■ Work to do ■
Can you pull out each line of the data below that includes the word "福祉用具貸与以外のサービスを利用していない利用者の人数の要介護度別割合"?
####
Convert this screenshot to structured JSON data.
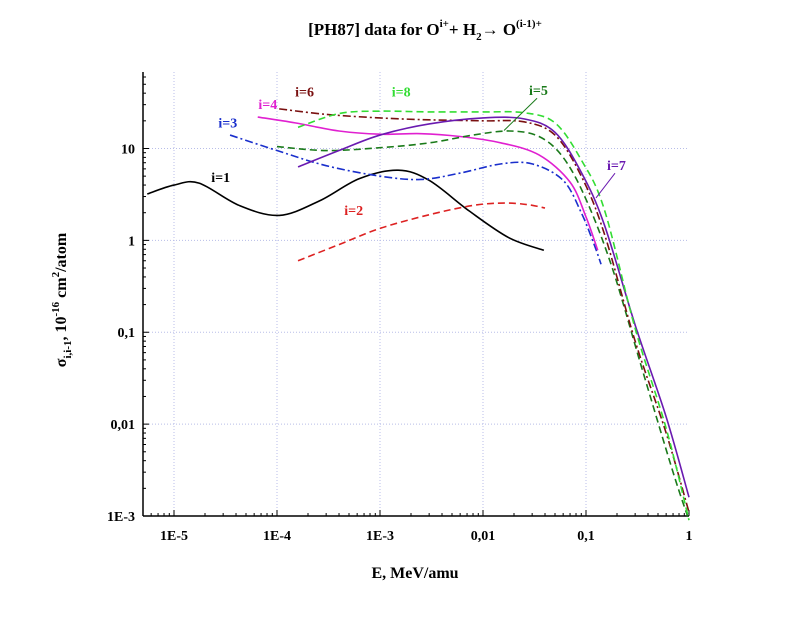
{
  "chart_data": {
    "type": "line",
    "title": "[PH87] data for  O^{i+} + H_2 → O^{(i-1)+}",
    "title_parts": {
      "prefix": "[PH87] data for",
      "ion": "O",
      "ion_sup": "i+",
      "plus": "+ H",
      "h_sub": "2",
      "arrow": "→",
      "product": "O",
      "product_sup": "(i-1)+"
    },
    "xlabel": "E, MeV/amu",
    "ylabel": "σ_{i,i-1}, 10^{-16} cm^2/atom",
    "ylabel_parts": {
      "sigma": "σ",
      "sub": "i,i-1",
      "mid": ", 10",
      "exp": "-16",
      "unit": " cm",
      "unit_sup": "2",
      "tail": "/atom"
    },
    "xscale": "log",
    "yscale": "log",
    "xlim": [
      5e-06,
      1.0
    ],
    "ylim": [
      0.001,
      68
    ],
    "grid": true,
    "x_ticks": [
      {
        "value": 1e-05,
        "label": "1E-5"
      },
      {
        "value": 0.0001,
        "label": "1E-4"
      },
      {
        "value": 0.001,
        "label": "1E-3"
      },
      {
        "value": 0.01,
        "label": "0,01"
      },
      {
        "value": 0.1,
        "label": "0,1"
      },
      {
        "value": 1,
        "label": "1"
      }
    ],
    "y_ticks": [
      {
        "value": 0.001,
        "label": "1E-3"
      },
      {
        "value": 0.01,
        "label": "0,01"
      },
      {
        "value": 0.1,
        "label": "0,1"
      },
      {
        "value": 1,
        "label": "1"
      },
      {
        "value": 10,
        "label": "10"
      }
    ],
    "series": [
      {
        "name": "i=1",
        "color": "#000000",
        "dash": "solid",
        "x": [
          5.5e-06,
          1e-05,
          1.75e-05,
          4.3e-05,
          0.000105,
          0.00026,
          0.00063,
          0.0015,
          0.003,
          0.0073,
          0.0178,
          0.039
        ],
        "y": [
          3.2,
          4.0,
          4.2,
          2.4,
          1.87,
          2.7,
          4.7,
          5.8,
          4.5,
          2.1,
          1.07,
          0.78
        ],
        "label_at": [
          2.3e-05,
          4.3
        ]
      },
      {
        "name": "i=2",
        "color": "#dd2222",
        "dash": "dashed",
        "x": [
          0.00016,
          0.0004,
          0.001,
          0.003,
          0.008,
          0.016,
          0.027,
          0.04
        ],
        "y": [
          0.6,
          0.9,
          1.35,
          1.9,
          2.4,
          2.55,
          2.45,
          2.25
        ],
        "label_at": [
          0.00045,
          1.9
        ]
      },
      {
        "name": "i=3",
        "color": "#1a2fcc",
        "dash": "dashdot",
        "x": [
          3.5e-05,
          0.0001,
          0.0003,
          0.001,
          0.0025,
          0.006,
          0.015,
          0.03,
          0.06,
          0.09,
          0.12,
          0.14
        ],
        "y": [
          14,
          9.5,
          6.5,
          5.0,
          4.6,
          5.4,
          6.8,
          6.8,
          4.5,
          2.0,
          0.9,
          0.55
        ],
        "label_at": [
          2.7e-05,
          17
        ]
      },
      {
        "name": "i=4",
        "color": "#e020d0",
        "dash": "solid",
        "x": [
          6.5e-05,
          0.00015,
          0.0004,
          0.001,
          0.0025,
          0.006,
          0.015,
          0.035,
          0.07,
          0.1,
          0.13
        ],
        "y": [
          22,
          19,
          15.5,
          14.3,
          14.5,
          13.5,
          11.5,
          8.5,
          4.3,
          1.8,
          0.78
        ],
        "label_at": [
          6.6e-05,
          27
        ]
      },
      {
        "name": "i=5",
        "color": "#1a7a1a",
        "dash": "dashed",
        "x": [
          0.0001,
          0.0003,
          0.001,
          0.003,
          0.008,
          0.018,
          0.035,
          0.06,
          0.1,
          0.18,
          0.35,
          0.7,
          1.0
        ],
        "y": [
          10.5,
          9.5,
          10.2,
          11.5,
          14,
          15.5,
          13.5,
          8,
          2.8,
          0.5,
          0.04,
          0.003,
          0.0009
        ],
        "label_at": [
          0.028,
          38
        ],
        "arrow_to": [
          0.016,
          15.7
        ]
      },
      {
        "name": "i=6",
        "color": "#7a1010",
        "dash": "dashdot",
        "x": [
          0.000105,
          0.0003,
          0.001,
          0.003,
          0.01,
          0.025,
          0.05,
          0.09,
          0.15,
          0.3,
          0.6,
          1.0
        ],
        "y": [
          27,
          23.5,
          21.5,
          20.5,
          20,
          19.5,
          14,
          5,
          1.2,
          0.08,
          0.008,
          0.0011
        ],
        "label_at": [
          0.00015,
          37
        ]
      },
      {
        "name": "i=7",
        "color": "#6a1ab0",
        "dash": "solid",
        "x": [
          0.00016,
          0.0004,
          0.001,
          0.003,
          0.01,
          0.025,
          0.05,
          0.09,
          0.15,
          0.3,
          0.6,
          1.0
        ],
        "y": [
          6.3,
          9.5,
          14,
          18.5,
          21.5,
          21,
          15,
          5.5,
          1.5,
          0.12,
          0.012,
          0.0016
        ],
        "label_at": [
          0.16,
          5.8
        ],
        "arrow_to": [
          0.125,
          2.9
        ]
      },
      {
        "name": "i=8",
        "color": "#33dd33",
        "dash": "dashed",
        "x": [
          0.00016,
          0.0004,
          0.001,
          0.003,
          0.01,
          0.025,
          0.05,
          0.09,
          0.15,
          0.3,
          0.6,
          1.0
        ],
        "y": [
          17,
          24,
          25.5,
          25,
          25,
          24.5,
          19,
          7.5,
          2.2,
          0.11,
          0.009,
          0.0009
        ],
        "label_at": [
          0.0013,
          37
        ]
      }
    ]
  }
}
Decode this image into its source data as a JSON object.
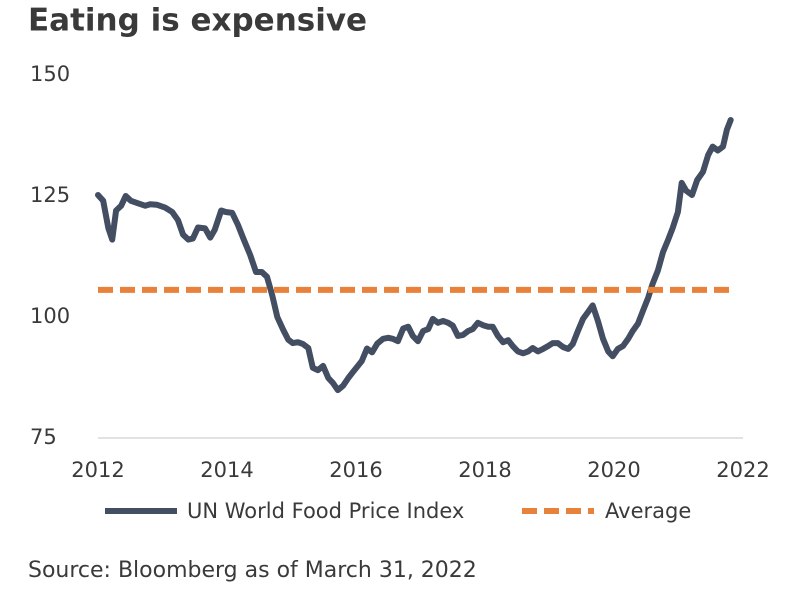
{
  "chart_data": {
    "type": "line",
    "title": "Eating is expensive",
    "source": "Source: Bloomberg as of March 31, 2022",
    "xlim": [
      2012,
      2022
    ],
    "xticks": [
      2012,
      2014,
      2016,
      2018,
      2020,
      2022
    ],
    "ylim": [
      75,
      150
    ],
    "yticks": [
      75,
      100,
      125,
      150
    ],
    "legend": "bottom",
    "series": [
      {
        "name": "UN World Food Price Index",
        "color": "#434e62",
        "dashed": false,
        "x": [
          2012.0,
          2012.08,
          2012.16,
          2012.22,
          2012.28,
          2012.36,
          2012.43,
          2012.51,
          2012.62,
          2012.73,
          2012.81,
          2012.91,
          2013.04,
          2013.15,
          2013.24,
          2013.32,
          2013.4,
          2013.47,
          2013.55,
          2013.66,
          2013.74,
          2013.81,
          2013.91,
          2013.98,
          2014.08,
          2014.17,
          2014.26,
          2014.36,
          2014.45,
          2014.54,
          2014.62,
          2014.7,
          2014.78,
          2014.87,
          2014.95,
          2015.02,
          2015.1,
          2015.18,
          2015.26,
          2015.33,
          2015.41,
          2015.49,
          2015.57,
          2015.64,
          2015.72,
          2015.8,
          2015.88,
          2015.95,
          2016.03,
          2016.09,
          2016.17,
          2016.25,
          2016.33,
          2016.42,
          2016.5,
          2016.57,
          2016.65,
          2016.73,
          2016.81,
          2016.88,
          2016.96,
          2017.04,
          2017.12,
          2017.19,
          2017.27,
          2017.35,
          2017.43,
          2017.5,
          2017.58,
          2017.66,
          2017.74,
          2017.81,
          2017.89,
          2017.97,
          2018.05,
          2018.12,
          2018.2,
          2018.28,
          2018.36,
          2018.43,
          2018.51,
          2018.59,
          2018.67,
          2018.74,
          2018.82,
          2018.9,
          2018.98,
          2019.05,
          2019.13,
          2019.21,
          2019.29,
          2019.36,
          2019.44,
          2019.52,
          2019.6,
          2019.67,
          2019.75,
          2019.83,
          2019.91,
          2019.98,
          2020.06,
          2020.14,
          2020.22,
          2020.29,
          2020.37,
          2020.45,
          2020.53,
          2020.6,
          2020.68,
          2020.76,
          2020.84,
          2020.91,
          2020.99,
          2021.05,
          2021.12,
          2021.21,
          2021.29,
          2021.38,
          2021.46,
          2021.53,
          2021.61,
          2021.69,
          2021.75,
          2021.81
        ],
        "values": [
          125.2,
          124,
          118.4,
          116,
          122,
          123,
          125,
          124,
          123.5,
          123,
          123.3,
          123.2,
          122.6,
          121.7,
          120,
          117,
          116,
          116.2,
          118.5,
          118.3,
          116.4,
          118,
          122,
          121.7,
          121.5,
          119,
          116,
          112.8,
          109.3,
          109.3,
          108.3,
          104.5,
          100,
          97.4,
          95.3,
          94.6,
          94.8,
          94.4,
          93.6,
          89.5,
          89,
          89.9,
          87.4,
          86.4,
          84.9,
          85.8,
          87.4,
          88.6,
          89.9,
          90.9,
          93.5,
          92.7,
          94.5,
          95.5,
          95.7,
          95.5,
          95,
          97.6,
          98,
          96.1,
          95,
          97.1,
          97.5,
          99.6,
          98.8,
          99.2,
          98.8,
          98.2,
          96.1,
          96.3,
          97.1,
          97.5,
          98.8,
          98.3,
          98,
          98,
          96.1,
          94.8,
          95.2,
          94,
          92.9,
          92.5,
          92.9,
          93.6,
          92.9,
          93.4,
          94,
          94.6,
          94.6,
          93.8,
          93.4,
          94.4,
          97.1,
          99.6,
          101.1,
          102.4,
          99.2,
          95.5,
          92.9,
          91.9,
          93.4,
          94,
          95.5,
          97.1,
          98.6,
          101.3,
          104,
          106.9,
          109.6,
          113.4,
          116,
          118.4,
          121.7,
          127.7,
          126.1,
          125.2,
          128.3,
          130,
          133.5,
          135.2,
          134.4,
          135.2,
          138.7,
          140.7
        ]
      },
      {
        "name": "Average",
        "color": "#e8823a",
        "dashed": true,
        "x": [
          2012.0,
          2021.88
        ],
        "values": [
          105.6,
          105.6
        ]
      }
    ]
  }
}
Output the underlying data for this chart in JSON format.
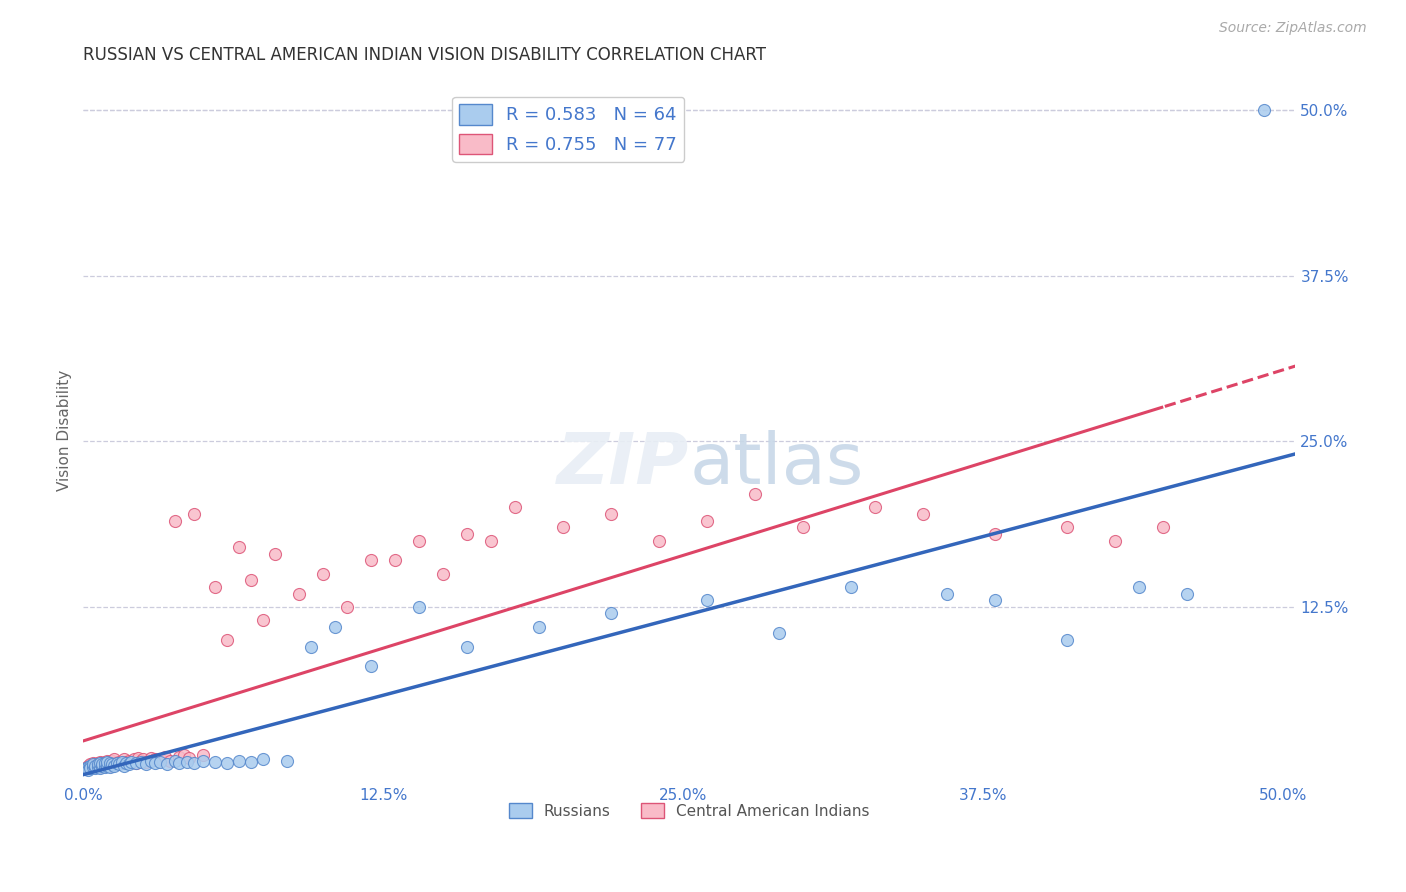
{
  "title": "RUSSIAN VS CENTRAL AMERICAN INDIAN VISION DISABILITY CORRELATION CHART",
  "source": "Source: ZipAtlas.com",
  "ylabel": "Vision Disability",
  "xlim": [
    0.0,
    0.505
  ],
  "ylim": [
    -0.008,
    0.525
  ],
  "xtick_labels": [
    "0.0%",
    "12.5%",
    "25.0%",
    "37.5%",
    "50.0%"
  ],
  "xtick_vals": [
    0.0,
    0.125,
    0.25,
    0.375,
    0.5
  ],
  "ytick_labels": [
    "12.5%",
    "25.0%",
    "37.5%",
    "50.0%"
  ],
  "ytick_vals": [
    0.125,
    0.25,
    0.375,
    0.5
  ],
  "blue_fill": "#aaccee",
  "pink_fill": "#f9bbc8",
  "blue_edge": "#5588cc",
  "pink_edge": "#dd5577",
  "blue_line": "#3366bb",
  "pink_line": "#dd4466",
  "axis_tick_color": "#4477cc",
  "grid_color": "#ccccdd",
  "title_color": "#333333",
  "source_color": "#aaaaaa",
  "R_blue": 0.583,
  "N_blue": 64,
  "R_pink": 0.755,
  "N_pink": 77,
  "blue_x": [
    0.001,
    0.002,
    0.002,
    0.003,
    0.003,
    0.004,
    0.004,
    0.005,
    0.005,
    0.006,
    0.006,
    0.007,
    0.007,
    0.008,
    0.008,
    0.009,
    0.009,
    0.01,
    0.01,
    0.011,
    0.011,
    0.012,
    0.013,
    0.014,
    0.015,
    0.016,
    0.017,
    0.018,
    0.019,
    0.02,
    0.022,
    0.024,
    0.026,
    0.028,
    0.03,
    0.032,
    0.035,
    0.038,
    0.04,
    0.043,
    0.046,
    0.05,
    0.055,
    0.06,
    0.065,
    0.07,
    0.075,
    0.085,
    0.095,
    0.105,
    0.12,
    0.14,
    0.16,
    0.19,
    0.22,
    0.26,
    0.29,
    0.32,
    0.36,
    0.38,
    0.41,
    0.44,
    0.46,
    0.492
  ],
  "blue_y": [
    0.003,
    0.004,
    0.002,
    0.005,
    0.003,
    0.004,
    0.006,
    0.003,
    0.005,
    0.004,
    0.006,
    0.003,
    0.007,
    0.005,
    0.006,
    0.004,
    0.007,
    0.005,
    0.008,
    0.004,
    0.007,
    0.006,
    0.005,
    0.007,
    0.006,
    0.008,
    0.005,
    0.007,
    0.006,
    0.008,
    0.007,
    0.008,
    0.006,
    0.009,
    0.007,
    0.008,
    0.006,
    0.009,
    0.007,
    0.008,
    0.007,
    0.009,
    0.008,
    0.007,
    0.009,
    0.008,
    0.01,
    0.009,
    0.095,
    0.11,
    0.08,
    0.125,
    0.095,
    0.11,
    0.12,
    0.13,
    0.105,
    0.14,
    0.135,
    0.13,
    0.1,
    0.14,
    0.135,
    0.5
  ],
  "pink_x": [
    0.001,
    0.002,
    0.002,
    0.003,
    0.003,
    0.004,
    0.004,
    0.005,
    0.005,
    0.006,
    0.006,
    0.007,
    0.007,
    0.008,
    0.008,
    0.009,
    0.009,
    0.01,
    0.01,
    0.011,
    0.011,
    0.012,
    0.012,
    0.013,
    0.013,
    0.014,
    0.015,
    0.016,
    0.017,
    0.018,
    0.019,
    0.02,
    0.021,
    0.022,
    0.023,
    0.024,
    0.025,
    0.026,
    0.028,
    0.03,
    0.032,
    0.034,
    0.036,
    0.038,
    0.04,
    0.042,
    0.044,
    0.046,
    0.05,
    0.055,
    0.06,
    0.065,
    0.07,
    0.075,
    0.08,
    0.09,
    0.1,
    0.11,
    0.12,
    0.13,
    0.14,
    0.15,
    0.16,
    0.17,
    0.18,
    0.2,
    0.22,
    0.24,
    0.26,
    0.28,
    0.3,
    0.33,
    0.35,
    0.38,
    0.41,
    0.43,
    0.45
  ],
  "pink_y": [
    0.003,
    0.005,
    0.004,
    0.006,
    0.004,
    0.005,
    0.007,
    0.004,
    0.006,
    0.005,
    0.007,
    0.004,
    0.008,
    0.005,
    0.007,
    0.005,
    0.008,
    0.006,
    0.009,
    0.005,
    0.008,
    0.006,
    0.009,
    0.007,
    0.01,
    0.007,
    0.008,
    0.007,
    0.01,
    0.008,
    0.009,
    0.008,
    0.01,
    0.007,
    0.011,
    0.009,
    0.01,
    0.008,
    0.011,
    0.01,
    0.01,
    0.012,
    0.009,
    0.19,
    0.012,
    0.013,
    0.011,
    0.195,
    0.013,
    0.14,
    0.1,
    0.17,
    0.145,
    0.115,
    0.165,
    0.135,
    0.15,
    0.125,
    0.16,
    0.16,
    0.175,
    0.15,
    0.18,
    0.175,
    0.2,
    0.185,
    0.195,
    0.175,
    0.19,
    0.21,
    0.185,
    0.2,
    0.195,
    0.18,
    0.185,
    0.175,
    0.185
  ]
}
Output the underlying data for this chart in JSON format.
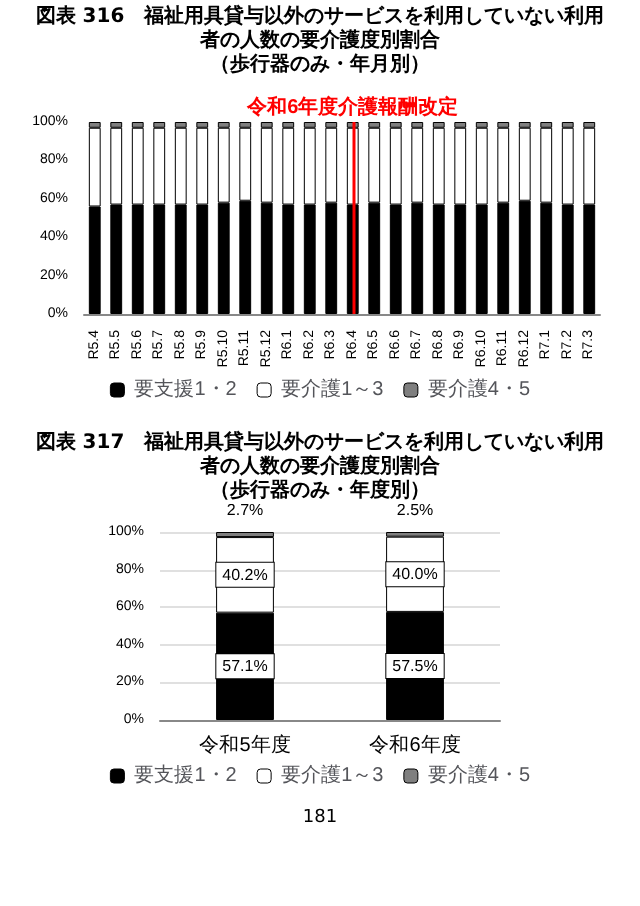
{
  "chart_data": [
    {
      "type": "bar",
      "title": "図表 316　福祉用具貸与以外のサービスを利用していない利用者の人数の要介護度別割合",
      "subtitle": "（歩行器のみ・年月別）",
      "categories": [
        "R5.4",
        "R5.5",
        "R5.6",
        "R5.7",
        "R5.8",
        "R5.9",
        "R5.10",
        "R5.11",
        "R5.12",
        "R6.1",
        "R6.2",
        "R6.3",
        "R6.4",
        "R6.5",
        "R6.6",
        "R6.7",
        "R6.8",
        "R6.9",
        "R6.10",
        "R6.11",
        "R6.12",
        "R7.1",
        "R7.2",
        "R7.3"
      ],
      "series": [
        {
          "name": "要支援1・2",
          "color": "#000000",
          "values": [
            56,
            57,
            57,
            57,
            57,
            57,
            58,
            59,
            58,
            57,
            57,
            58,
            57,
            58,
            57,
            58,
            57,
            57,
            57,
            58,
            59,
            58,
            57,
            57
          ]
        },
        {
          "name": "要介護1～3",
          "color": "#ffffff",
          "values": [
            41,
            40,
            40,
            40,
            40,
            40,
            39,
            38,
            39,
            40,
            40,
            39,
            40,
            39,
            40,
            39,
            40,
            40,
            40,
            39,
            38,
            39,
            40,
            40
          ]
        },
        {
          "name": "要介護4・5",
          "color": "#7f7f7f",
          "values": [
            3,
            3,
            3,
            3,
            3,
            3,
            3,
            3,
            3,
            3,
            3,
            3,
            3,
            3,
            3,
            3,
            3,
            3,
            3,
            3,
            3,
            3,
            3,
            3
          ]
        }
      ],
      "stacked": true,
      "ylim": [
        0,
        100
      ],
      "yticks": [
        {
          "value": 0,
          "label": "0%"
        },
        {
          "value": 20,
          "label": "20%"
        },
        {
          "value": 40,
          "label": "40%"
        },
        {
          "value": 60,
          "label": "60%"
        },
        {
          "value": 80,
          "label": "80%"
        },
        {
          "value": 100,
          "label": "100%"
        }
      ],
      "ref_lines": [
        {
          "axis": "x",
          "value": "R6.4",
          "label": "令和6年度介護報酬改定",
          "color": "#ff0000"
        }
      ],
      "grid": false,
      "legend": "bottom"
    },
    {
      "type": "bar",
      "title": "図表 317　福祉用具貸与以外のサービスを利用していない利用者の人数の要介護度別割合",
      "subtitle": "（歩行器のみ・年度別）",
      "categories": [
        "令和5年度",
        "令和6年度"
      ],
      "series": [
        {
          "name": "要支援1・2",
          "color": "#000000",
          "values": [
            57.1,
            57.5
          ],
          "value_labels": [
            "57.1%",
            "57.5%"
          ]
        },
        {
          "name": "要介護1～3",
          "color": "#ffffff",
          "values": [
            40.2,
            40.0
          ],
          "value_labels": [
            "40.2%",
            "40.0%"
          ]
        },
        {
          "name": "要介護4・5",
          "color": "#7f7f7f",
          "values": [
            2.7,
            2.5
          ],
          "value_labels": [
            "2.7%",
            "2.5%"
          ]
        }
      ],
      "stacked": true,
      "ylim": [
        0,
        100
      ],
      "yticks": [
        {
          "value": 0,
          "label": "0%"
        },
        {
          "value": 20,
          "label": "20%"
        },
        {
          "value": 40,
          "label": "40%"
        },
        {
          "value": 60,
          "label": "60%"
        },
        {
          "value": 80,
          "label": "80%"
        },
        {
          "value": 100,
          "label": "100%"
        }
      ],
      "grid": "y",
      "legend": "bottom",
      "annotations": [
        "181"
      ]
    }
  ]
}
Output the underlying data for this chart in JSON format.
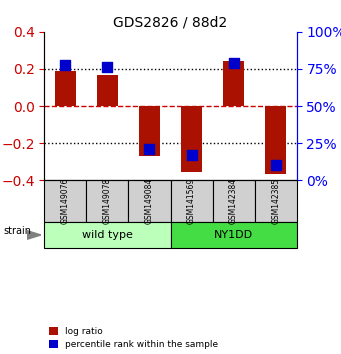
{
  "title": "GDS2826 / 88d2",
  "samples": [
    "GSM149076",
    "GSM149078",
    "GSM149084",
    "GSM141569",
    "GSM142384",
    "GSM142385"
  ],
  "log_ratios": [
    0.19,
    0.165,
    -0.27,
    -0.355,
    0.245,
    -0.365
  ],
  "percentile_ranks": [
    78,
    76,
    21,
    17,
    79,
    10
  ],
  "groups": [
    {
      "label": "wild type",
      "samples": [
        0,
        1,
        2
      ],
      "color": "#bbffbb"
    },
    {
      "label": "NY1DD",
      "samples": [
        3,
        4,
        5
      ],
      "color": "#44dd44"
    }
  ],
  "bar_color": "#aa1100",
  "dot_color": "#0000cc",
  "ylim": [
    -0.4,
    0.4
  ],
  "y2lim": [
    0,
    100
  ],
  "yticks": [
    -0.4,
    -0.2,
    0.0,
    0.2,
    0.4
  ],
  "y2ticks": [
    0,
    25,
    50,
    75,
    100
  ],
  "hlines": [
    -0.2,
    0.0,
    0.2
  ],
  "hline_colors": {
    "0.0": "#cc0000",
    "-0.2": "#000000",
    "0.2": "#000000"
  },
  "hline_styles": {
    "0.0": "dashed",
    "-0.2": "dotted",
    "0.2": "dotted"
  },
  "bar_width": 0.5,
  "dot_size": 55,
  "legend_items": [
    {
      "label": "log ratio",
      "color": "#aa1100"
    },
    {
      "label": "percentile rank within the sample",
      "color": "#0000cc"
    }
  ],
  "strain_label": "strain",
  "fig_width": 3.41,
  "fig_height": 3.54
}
####
■ Solution ■
      "title": "図表 316　福祉用具貸与以外のサービスを利用していない利用者の人数の要介護度別割合",
      "title": "図表 317　福祉用具貸与以外のサービスを利用していない利用者の人数の要介護度別割合",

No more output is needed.